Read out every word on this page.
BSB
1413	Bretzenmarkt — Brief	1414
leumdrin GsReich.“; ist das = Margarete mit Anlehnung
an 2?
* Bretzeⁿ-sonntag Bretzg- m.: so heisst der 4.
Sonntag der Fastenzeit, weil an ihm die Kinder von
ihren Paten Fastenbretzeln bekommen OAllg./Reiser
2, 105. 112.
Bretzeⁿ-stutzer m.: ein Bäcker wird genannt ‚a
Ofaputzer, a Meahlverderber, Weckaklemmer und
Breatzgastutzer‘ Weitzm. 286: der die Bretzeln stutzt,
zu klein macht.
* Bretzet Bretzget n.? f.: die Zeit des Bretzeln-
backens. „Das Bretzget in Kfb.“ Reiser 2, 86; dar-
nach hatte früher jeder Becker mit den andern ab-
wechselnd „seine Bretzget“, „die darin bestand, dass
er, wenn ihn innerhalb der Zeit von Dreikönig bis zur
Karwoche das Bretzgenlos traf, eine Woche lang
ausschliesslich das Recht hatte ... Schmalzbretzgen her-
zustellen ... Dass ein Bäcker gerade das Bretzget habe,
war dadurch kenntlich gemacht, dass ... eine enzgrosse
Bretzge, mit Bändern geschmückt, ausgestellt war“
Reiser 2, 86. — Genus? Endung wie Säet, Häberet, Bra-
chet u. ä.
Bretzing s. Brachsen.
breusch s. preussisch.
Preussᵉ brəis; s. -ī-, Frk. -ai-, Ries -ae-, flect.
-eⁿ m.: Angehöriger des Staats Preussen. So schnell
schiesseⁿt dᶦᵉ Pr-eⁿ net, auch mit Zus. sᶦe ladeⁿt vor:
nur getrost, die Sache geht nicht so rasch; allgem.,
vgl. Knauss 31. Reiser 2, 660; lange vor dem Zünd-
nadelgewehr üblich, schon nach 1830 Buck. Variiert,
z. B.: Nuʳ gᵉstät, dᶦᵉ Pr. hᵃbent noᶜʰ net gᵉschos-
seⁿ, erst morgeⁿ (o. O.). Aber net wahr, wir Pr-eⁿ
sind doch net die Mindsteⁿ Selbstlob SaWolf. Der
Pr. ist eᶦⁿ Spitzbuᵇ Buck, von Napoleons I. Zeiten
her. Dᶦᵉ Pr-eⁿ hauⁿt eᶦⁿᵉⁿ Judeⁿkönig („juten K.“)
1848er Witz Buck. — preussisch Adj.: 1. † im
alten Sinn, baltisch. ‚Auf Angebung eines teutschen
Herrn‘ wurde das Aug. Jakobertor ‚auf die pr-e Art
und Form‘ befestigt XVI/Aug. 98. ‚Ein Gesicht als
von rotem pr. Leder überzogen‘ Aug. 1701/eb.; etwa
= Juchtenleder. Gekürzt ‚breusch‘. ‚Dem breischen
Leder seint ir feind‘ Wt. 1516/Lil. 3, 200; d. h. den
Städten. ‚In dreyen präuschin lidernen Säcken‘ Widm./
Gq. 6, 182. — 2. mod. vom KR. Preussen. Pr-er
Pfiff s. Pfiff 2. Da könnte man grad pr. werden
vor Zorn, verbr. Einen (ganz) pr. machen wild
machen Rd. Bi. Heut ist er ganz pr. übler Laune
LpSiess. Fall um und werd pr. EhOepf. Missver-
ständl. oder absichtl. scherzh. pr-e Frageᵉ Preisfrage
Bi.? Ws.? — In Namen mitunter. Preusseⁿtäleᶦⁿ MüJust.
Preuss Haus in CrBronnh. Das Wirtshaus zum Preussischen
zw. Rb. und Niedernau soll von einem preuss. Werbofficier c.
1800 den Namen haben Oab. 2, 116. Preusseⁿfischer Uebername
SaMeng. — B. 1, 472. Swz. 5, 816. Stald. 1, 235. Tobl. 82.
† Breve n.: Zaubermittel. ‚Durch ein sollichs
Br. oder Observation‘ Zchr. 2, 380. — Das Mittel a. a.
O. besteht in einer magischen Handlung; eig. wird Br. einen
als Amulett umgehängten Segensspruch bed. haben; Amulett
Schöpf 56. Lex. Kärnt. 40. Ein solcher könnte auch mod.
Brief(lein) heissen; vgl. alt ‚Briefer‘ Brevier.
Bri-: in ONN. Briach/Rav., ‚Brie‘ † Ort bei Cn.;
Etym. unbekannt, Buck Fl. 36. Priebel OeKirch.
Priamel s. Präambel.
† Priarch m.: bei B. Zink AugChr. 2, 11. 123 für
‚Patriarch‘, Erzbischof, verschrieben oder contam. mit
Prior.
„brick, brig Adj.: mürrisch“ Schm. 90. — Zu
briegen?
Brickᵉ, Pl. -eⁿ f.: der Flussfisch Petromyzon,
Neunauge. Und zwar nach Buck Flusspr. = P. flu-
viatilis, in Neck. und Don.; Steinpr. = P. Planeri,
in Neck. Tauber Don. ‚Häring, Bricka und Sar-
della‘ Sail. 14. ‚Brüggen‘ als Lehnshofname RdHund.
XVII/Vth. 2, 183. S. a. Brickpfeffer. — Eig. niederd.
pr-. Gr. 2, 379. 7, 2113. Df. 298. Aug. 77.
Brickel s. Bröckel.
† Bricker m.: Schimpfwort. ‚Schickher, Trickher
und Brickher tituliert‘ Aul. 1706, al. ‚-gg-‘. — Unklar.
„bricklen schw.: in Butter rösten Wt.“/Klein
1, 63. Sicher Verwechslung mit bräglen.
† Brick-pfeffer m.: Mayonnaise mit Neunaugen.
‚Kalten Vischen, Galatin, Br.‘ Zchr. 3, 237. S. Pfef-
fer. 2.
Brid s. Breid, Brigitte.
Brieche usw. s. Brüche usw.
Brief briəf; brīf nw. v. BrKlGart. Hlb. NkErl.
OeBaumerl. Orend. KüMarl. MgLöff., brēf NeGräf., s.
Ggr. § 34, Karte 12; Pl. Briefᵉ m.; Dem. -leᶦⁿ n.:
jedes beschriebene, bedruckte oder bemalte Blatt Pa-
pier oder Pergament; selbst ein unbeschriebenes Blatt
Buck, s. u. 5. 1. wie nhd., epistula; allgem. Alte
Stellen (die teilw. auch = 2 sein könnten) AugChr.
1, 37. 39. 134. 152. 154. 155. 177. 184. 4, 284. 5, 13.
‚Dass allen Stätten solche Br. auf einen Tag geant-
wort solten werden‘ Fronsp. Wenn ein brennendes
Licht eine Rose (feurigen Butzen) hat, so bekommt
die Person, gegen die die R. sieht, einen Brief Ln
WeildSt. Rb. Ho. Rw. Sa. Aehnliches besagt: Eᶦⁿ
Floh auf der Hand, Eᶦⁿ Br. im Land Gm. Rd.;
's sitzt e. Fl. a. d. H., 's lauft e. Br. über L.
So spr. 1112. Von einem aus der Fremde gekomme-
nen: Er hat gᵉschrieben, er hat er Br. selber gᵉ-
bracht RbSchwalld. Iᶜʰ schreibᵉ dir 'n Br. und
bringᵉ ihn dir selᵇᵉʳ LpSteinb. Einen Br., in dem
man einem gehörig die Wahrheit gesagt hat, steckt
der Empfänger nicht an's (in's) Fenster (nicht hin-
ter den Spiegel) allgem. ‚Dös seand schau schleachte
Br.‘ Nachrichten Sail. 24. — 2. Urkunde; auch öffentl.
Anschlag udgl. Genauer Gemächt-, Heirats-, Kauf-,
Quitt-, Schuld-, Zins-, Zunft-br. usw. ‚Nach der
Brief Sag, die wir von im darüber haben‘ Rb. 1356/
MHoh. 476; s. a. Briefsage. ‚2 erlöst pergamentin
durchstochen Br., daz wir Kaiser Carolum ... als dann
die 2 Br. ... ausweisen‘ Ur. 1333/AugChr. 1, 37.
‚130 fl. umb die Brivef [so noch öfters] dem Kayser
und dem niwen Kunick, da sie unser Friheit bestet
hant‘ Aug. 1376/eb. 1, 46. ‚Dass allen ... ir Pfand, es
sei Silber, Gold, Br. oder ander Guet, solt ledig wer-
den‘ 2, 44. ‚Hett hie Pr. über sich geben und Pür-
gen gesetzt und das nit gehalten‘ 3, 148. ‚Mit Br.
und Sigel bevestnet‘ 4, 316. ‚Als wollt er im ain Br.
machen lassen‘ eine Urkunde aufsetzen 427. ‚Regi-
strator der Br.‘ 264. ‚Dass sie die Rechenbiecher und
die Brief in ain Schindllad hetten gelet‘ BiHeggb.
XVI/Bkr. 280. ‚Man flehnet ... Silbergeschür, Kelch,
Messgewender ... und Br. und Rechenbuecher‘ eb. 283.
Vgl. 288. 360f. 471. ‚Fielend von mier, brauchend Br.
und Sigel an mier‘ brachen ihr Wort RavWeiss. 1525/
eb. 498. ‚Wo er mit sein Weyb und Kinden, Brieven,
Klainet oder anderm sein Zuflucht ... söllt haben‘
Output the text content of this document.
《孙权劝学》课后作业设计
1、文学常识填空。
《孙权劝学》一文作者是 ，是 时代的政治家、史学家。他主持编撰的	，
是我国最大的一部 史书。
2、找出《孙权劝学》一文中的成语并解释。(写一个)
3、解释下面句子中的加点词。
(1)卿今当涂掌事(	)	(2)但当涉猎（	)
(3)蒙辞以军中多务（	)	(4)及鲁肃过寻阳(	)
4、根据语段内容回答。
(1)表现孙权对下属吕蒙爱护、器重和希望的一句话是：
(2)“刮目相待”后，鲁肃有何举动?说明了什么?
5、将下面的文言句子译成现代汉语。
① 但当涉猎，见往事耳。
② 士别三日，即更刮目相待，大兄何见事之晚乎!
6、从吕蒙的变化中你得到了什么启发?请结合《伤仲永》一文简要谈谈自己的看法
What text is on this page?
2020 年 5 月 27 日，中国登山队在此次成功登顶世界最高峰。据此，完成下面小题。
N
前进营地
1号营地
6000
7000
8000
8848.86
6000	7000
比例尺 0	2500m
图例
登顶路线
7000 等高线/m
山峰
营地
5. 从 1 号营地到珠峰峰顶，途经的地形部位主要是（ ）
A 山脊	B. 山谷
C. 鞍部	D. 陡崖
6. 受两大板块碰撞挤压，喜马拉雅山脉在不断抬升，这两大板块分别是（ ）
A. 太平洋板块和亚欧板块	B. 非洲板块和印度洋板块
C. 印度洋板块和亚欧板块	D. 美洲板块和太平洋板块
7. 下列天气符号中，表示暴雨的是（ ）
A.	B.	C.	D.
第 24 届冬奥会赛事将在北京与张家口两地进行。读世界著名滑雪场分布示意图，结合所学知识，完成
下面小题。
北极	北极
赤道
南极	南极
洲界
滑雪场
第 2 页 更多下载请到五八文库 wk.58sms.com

____

Read the entries and pick out all lines that include the word "this".

Read out every word on this page.
Output the text content of this document.
What text is on this page?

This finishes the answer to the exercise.